## THE TASK
The entries below contain pictures. Retype everything except those pictures, exactly as given.

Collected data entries
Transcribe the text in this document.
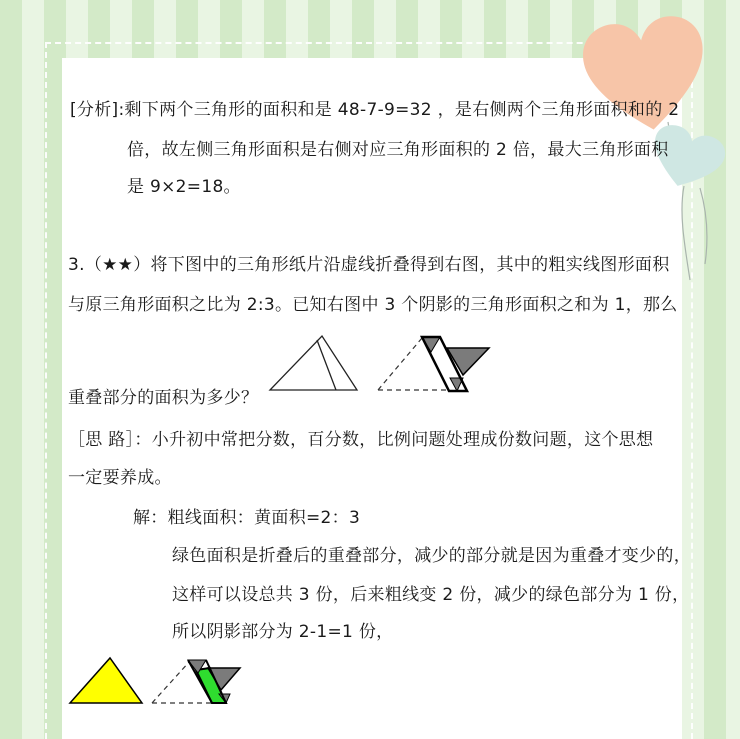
[分析]:剩下两个三角形的面积和是 48-7-9=32 ，是右侧两个三角形面积和的 2
倍，故左侧三角形面积是右侧对应三角形面积的 2 倍，最大三角形面积
是 9×2=18。
3.（★★）将下图中的三角形纸片沿虚线折叠得到右图，其中的粗实线图形面积
与原三角形面积之比为 2:3。已知右图中 3 个阴影的三角形面积之和为 1，那么
重叠部分的面积为多少？
［思 路］：小升初中常把分数，百分数，比例问题处理成份数问题，这个思想
一定要养成。
解：粗线面积：黄面积=2：3
绿色面积是折叠后的重叠部分，减少的部分就是因为重叠才变少的，
这样可以设总共 3 份，后来粗线变 2 份，减少的绿色部分为 1 份，
所以阴影部分为 2-1=1 份，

## REPLY TO THE TASK
Transcribe the text in this document.
[分析]:剩下两个三角形的面积和是 48-7-9=32 ，是右侧两个三角形面积和的 2
倍，故左侧三角形面积是右侧对应三角形面积的 2 倍，最大三角形面积
是 9×2=18。
3.（★★）将下图中的三角形纸片沿虚线折叠得到右图，其中的粗实线图形面积
与原三角形面积之比为 2:3。已知右图中 3 个阴影的三角形面积之和为 1，那么
重叠部分的面积为多少？
［思 路］：小升初中常把分数，百分数，比例问题处理成份数问题，这个思想
一定要养成。
解：粗线面积：黄面积=2：3
绿色面积是折叠后的重叠部分，减少的部分就是因为重叠才变少的，
这样可以设总共 3 份，后来粗线变 2 份，减少的绿色部分为 1 份，
所以阴影部分为 2-1=1 份，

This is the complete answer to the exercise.